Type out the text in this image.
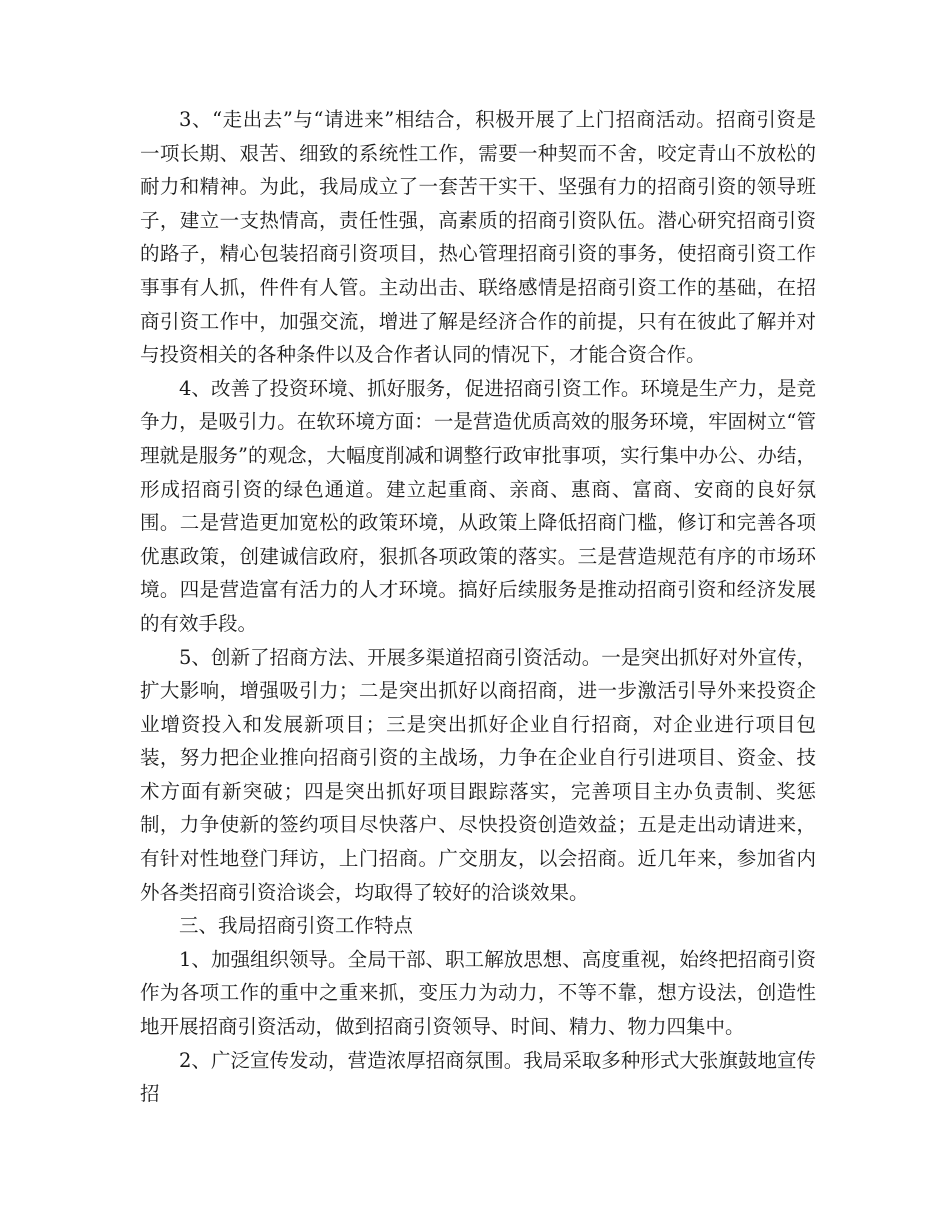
3、“走出去”与“请进来”相结合，积极开展了上门招商活动。招商引资是一项长期、艰苦、细致的系统性工作，需要一种契而不舍，咬定青山不放松的耐力和精神。为此，我局成立了一套苦干实干、坚强有力的招商引资的领导班子，建立一支热情高，责任性强，高素质的招商引资队伍。潜心研究招商引资的路子，精心包装招商引资项目，热心管理招商引资的事务，使招商引资工作事事有人抓，件件有人管。主动出击、联络感情是招商引资工作的基础，在招商引资工作中，加强交流，增进了解是经济合作的前提，只有在彼此了解并对与投资相关的各种条件以及合作者认同的情况下，才能合资合作。

4、改善了投资环境、抓好服务，促进招商引资工作。环境是生产力，是竞争力，是吸引力。在软环境方面：一是营造优质高效的服务环境，牢固树立“管理就是服务”的观念，大幅度削减和调整行政审批事项，实行集中办公、办结，形成招商引资的绿色通道。建立起重商、亲商、惠商、富商、安商的良好氛围。二是营造更加宽松的政策环境，从政策上降低招商门槛，修订和完善各项优惠政策，创建诚信政府，狠抓各项政策的落实。三是营造规范有序的市场环境。四是营造富有活力的人才环境。搞好后续服务是推动招商引资和经济发展的有效手段。

5、创新了招商方法、开展多渠道招商引资活动。一是突出抓好对外宣传，扩大影响，增强吸引力；二是突出抓好以商招商，进一步激活引导外来投资企业增资投入和发展新项目；三是突出抓好企业自行招商，对企业进行项目包装，努力把企业推向招商引资的主战场，力争在企业自行引进项目、资金、技术方面有新突破；四是突出抓好项目跟踪落实，完善项目主办负责制、奖惩制，力争使新的签约项目尽快落户、尽快投资创造效益；五是走出动请进来，有针对性地登门拜访，上门招商。广交朋友，以会招商。近几年来，参加省内外各类招商引资洽谈会，均取得了较好的洽谈效果。

三、我局招商引资工作特点

1、加强组织领导。全局干部、职工解放思想、高度重视，始终把招商引资作为各项工作的重中之重来抓，变压力为动力，不等不靠，想方设法，创造性地开展招商引资活动，做到招商引资领导、时间、精力、物力四集中。

2、广泛宣传发动，营造浓厚招商氛围。我局采取多种形式大张旗鼓地宣传招
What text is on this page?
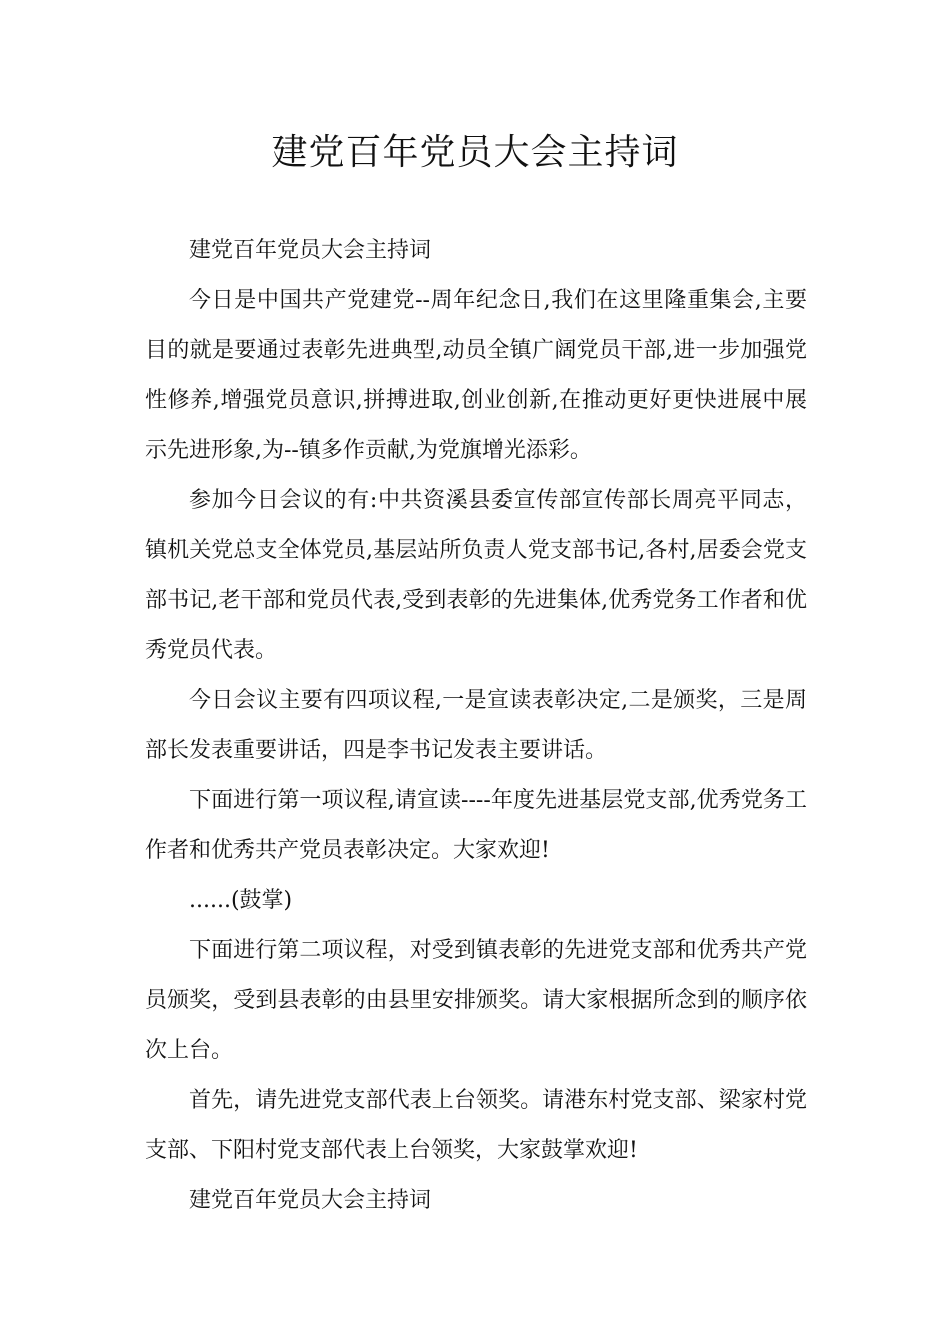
建党百年党员大会主持词

建党百年党员大会主持词

今日是中国共产党建党--周年纪念日,我们在这里隆重集会,主要目的就是要通过表彰先进典型,动员全镇广阔党员干部,进一步加强党性修养,增强党员意识,拼搏进取,创业创新,在推动更好更快进展中展示先进形象,为--镇多作贡献,为党旗增光添彩。

参加今日会议的有:中共资溪县委宣传部宣传部长周亮平同志，镇机关党总支全体党员,基层站所负责人党支部书记,各村,居委会党支部书记,老干部和党员代表,受到表彰的先进集体,优秀党务工作者和优秀党员代表。

今日会议主要有四项议程,一是宣读表彰决定,二是颁奖，三是周部长发表重要讲话，四是李书记发表主要讲话。

下面进行第一项议程,请宣读----年度先进基层党支部,优秀党务工作者和优秀共产党员表彰决定。大家欢迎!

......(鼓掌)

下面进行第二项议程，对受到镇表彰的先进党支部和优秀共产党员颁奖，受到县表彰的由县里安排颁奖。请大家根据所念到的顺序依次上台。

首先，请先进党支部代表上台领奖。请港东村党支部、梁家村党支部、下阳村党支部代表上台领奖，大家鼓掌欢迎!

建党百年党员大会主持词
******
* [What is expected]: Transcribe the records word for word and include no pictures.

* [Written response]:
Type out the text in this image.
3、“走出去”与“请进来”相结合，积极开展了上门招商活动。招商引资是一项长期、艰苦、细致的系统性工作，需要一种契而不舍，咬定青山不放松的耐力和精神。为此，我局成立了一套苦干实干、坚强有力的招商引资的领导班子，建立一支热情高，责任性强，高素质的招商引资队伍。潜心研究招商引资的路子，精心包装招商引资项目，热心管理招商引资的事务，使招商引资工作事事有人抓，件件有人管。主动出击、联络感情是招商引资工作的基础，在招商引资工作中，加强交流，增进了解是经济合作的前提，只有在彼此了解并对与投资相关的各种条件以及合作者认同的情况下，才能合资合作。

4、改善了投资环境、抓好服务，促进招商引资工作。环境是生产力，是竞争力，是吸引力。在软环境方面：一是营造优质高效的服务环境，牢固树立“管理就是服务”的观念，大幅度削减和调整行政审批事项，实行集中办公、办结，形成招商引资的绿色通道。建立起重商、亲商、惠商、富商、安商的良好氛围。二是营造更加宽松的政策环境，从政策上降低招商门槛，修订和完善各项优惠政策，创建诚信政府，狠抓各项政策的落实。三是营造规范有序的市场环境。四是营造富有活力的人才环境。搞好后续服务是推动招商引资和经济发展的有效手段。

5、创新了招商方法、开展多渠道招商引资活动。一是突出抓好对外宣传，扩大影响，增强吸引力；二是突出抓好以商招商，进一步激活引导外来投资企业增资投入和发展新项目；三是突出抓好企业自行招商，对企业进行项目包装，努力把企业推向招商引资的主战场，力争在企业自行引进项目、资金、技术方面有新突破；四是突出抓好项目跟踪落实，完善项目主办负责制、奖惩制，力争使新的签约项目尽快落户、尽快投资创造效益；五是走出动请进来，有针对性地登门拜访，上门招商。广交朋友，以会招商。近几年来，参加省内外各类招商引资洽谈会，均取得了较好的洽谈效果。

三、我局招商引资工作特点

1、加强组织领导。全局干部、职工解放思想、高度重视，始终把招商引资作为各项工作的重中之重来抓，变压力为动力，不等不靠，想方设法，创造性地开展招商引资活动，做到招商引资领导、时间、精力、物力四集中。

2、广泛宣传发动，营造浓厚招商氛围。我局采取多种形式大张旗鼓地宣传招
What text is on this page?
建党百年党员大会主持词

建党百年党员大会主持词

今日是中国共产党建党--周年纪念日,我们在这里隆重集会,主要目的就是要通过表彰先进典型,动员全镇广阔党员干部,进一步加强党性修养,增强党员意识,拼搏进取,创业创新,在推动更好更快进展中展示先进形象,为--镇多作贡献,为党旗增光添彩。

参加今日会议的有:中共资溪县委宣传部宣传部长周亮平同志，镇机关党总支全体党员,基层站所负责人党支部书记,各村,居委会党支部书记,老干部和党员代表,受到表彰的先进集体,优秀党务工作者和优秀党员代表。

今日会议主要有四项议程,一是宣读表彰决定,二是颁奖，三是周部长发表重要讲话，四是李书记发表主要讲话。

下面进行第一项议程,请宣读----年度先进基层党支部,优秀党务工作者和优秀共产党员表彰决定。大家欢迎!

......(鼓掌)

下面进行第二项议程，对受到镇表彰的先进党支部和优秀共产党员颁奖，受到县表彰的由县里安排颁奖。请大家根据所念到的顺序依次上台。

首先，请先进党支部代表上台领奖。请港东村党支部、梁家村党支部、下阳村党支部代表上台领奖，大家鼓掌欢迎!

建党百年党员大会主持词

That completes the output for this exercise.